(What the task asks): In the records below, copy out unchanged the lines from the one containing "data-point <box>62 562 80 580</box>" through the one containing "data-point <box>149 467 167 485</box>", including both of those lines.

-- START OF Dataset --

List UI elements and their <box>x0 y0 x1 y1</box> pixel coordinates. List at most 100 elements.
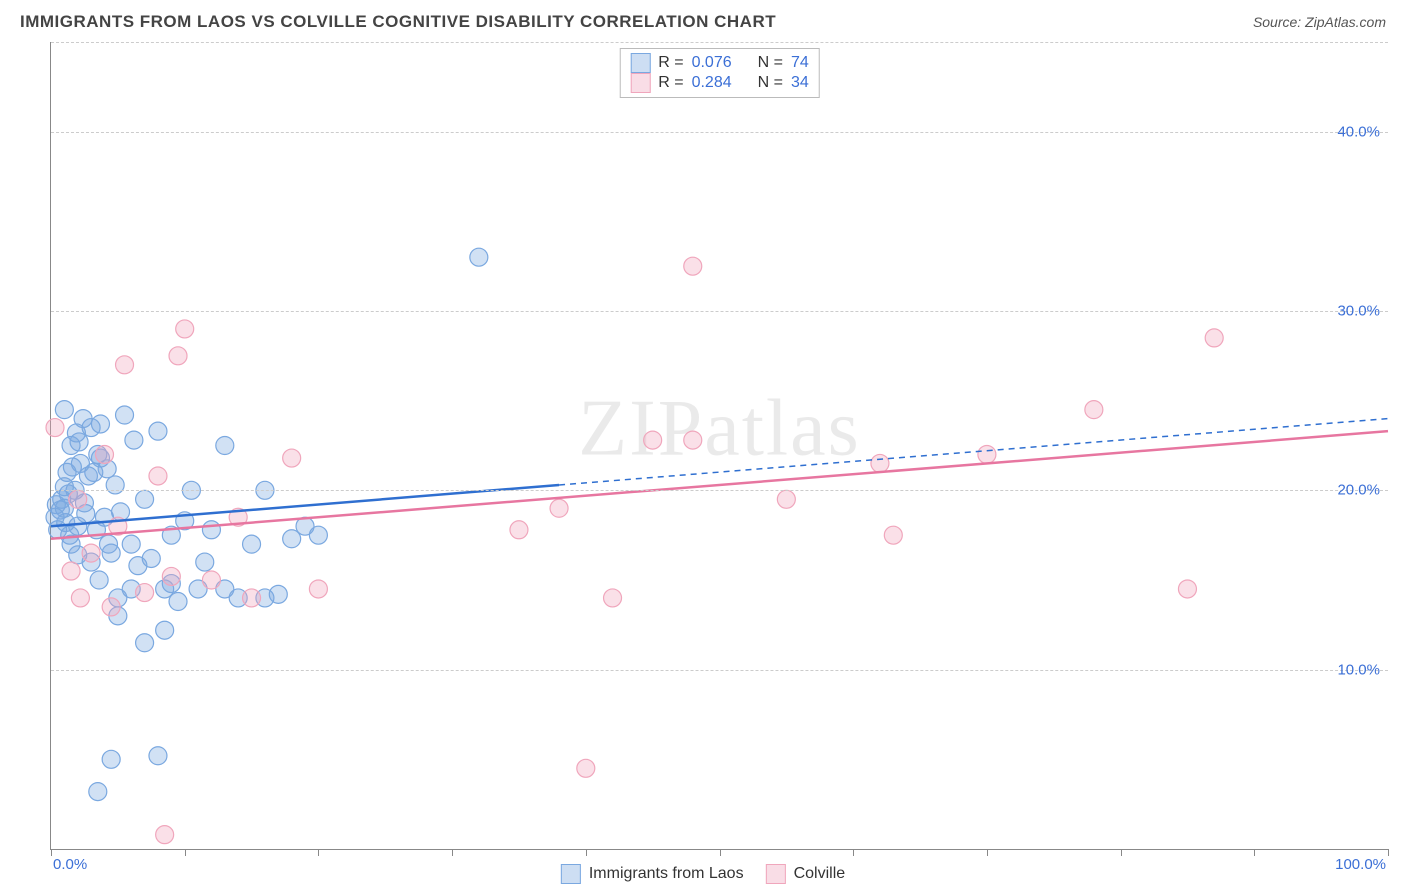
data-point <box>62 562 80 580</box>
n-label: N = <box>758 74 783 92</box>
data-point <box>243 589 261 607</box>
data-point <box>136 490 154 508</box>
regression-line-dashed <box>559 419 1388 485</box>
y-tick-label: 20.0% <box>1337 482 1380 499</box>
data-point <box>99 535 117 553</box>
footer-legend-item: Colville <box>766 864 846 884</box>
data-point <box>604 589 622 607</box>
source-attribution: Source: ZipAtlas.com <box>1253 14 1386 30</box>
data-point <box>196 553 214 571</box>
scatter-svg <box>51 42 1388 849</box>
data-point <box>162 567 180 585</box>
data-point <box>149 467 167 485</box>
data-point <box>136 634 154 652</box>
y-tick-label: 30.0% <box>1337 303 1380 320</box>
x-tick <box>586 849 587 856</box>
data-point <box>82 544 100 562</box>
x-tick <box>51 849 52 856</box>
data-point <box>216 437 234 455</box>
data-point <box>777 490 795 508</box>
x-tick <box>853 849 854 856</box>
data-point <box>142 549 160 567</box>
data-point <box>136 584 154 602</box>
data-point <box>1085 401 1103 419</box>
data-point <box>243 535 261 553</box>
gridline <box>51 132 1388 133</box>
swatch-icon <box>561 864 581 884</box>
gridline <box>51 490 1388 491</box>
source-name: ZipAtlas.com <box>1305 14 1386 30</box>
x-tick <box>185 849 186 856</box>
data-point <box>156 826 174 844</box>
swatch-icon <box>630 73 650 93</box>
data-point <box>283 449 301 467</box>
data-point <box>202 521 220 539</box>
footer-legend-label: Colville <box>794 865 846 883</box>
data-point <box>149 422 167 440</box>
data-point <box>176 320 194 338</box>
x-tick <box>987 849 988 856</box>
data-point <box>871 454 889 472</box>
data-point <box>91 415 109 433</box>
data-point <box>884 526 902 544</box>
data-point <box>102 750 120 768</box>
data-point <box>644 431 662 449</box>
data-point <box>55 401 73 419</box>
x-tick <box>452 849 453 856</box>
data-point <box>309 526 327 544</box>
chart-plot-area: ZIPatlas R = 0.076 N = 74 R = 0.284 N = … <box>50 42 1388 850</box>
x-tick-label: 0.0% <box>53 856 87 873</box>
gridline <box>51 42 1388 43</box>
data-point <box>70 433 88 451</box>
data-point <box>156 621 174 639</box>
x-tick <box>1388 849 1389 856</box>
regression-line <box>51 431 1388 539</box>
r-value-0: 0.076 <box>692 54 732 72</box>
data-point <box>149 747 167 765</box>
n-value-0: 74 <box>791 54 809 72</box>
n-label: N = <box>758 54 783 72</box>
n-value-1: 34 <box>791 74 809 92</box>
data-point <box>122 535 140 553</box>
x-tick <box>1254 849 1255 856</box>
data-point <box>90 571 108 589</box>
data-point <box>116 406 134 424</box>
stats-legend: R = 0.076 N = 74 R = 0.284 N = 34 <box>619 48 820 98</box>
swatch-icon <box>766 864 786 884</box>
swatch-icon <box>630 53 650 73</box>
data-point <box>125 431 143 449</box>
x-tick <box>318 849 319 856</box>
data-point <box>46 419 64 437</box>
data-point <box>89 783 107 801</box>
data-point <box>69 490 87 508</box>
data-point <box>102 598 120 616</box>
footer-legend-item: Immigrants from Laos <box>561 864 744 884</box>
chart-header: IMMIGRANTS FROM LAOS VS COLVILLE COGNITI… <box>0 0 1406 40</box>
data-point <box>684 431 702 449</box>
r-label: R = <box>658 74 683 92</box>
data-point <box>510 521 528 539</box>
gridline <box>51 311 1388 312</box>
data-point <box>95 445 113 463</box>
data-point <box>169 593 187 611</box>
data-point <box>978 445 996 463</box>
x-tick-label: 100.0% <box>1335 856 1386 873</box>
r-value-1: 0.284 <box>692 74 732 92</box>
data-point <box>169 347 187 365</box>
x-tick <box>720 849 721 856</box>
stats-legend-row: R = 0.076 N = 74 <box>630 53 809 73</box>
chart-title: IMMIGRANTS FROM LAOS VS COLVILLE COGNITI… <box>20 12 776 32</box>
footer-legend-label: Immigrants from Laos <box>589 865 744 883</box>
y-tick-label: 40.0% <box>1337 123 1380 140</box>
data-point <box>684 257 702 275</box>
y-tick-label: 10.0% <box>1337 661 1380 678</box>
data-point <box>1205 329 1223 347</box>
data-point <box>202 571 220 589</box>
source-prefix: Source: <box>1253 14 1305 30</box>
data-point <box>550 499 568 517</box>
data-point <box>116 356 134 374</box>
x-tick <box>1121 849 1122 856</box>
data-point <box>309 580 327 598</box>
data-point <box>1178 580 1196 598</box>
data-point <box>71 589 89 607</box>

-- END OF Dataset --

(Full solution):
data-point <box>62 562 80 580</box>
n-label: N = <box>758 74 783 92</box>
data-point <box>243 589 261 607</box>
data-point <box>136 490 154 508</box>
regression-line-dashed <box>559 419 1388 485</box>
y-tick-label: 20.0% <box>1337 482 1380 499</box>
data-point <box>99 535 117 553</box>
footer-legend-item: Colville <box>766 864 846 884</box>
data-point <box>604 589 622 607</box>
source-attribution: Source: ZipAtlas.com <box>1253 14 1386 30</box>
data-point <box>196 553 214 571</box>
scatter-svg <box>51 42 1388 849</box>
data-point <box>162 567 180 585</box>
data-point <box>149 467 167 485</box>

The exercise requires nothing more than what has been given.